● **課題の内容**: 抜粋で「銀河の中心にある超巨大ブラックホール」から始まる段落の2文目以降には、衝突が次々に起こる流れが説明されています。その流れを、述べられている順に4つの段階に分けて挙げてください。

● **抜粋**:
<<<<
ではもし、今回の天体が1.3太陽質量を持った中性子星同士が衝突・合体したものだったとする。その天体がさらに別のブラックホールと衝突・合体したのが今回観測された「GW190814」だったなら、立て続けに衝突を起させるなにか工場の製造ラインのような構図をほのめかしている、とBartosさんは続けています。
衝突を立て続けに繰り返していく製造ラインならぬ衝突ラインは、実は宇宙にあって然るべき構図です。
銀河の中心にある超巨大ブラックホールに引き寄せられて、たくさんのブラックホールや中性子星がひしめき合っている場所では特にそうです。超巨大ブラックホールのまわりにガスが降着してガス円盤ができあがり、その円盤上にもっと小さなブラックホールや中性子星が集まってくる。それが順にお互いと衝突し、合体していくとも考えられるわけです。
今回の発見ではふたつの天体の質量に大きな差が見られましたが、この差が大きいほど激しい衝突になったとも考えられます
毎日が発見
今後も同様の天体衝突をひたすら研究していけば、「GW190814」の真相が明らかになるかもしれません。幸運なことに、遠い宇宙で起こっている事象を検知する技術は年々高まってきているそうです。
>>>>
● **提供された行**:
<<<<
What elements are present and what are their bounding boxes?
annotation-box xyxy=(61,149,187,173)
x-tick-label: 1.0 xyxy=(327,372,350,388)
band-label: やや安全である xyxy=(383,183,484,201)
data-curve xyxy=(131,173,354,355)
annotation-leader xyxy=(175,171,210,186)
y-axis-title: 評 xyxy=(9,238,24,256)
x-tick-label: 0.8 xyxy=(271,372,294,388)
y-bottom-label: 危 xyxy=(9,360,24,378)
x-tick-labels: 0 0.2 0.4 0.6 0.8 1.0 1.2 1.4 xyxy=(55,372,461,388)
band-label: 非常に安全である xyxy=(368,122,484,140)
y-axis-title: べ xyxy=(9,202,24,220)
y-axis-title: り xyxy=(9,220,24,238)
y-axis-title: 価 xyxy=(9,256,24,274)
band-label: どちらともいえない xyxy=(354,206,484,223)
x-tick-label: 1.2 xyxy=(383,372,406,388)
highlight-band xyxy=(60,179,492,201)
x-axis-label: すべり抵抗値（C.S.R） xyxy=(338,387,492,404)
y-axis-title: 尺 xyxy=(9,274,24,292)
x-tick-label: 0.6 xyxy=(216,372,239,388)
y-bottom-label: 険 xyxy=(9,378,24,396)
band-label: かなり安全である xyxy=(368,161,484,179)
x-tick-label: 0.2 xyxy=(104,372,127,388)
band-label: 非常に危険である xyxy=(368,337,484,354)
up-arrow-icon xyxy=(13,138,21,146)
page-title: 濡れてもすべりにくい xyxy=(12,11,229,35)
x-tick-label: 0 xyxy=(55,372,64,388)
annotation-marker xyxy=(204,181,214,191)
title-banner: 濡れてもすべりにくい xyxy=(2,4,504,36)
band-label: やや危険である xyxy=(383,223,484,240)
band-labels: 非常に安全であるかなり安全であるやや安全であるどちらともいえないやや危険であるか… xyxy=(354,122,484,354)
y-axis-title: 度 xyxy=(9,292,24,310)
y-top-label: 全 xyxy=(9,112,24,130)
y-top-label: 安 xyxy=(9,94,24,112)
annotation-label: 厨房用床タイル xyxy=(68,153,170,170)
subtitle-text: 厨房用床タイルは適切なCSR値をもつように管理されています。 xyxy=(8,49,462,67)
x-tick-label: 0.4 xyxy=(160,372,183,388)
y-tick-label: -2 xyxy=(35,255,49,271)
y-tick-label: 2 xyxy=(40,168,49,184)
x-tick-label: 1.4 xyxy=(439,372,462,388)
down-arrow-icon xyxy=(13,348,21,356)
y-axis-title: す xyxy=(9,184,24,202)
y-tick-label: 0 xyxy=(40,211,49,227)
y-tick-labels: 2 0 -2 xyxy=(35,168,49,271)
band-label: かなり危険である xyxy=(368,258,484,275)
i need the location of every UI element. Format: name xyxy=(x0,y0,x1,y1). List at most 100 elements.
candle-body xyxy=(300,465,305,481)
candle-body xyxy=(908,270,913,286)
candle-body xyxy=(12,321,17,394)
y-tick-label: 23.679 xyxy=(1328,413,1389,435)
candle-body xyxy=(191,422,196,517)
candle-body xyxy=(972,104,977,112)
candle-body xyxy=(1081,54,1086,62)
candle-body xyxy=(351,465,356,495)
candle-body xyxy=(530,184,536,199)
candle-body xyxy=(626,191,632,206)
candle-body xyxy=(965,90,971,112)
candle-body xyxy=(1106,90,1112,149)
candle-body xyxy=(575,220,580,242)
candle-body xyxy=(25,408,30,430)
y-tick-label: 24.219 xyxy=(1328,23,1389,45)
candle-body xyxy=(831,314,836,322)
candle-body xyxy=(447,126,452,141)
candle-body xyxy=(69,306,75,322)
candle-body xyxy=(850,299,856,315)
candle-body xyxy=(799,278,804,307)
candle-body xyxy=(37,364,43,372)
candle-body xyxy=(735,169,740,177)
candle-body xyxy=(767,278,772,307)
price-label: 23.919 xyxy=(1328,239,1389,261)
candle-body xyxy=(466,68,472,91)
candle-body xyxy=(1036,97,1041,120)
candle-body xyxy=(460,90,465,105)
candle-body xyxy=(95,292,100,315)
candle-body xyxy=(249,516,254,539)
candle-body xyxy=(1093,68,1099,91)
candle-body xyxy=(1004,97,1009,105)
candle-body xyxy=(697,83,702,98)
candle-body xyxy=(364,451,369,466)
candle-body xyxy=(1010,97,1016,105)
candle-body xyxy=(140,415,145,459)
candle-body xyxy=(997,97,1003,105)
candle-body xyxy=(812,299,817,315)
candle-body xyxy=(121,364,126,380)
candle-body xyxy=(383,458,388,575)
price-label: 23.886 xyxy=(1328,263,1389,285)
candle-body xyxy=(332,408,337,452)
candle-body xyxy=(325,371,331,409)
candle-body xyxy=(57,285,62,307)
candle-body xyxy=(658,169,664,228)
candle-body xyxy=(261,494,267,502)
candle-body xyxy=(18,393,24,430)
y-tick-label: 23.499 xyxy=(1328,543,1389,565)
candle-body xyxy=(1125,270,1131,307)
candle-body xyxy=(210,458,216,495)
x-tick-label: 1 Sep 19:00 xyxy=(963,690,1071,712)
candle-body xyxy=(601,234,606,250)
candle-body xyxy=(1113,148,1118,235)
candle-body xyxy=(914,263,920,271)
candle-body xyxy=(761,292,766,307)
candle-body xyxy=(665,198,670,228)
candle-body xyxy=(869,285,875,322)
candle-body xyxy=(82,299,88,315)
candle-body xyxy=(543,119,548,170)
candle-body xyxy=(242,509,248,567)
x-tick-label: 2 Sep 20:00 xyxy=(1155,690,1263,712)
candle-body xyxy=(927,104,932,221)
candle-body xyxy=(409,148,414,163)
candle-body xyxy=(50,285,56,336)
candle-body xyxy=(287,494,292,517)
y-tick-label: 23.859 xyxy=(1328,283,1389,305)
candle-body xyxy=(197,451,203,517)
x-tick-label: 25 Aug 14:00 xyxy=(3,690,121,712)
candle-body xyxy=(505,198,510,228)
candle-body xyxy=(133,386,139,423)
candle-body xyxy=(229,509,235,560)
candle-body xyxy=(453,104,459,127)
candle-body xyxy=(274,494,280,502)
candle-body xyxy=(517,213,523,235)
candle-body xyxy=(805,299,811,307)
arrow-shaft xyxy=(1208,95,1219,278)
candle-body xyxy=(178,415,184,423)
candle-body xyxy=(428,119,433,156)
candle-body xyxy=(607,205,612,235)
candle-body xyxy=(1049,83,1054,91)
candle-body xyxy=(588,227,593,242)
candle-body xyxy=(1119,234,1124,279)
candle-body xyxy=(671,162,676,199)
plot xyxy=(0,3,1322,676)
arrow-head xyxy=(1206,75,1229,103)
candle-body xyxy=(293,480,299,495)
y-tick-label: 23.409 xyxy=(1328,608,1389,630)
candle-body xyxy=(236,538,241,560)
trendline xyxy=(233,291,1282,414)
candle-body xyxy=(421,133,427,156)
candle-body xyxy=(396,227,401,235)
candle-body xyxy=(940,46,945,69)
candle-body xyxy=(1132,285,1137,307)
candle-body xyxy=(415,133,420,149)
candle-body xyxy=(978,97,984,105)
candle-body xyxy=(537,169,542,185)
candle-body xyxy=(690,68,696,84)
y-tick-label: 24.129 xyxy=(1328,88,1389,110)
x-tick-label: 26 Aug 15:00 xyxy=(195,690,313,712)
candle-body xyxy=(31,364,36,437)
>>>>
● **この課題への回答**:
1. 超巨大ブラックホールのまわりにガスが降着する。
2. ガス円盤ができあがる。
3. その円盤上に、もっと小さなブラックホールや中性子星が集まってくる。
4. それらが順にお互いと衝突し、合体していく。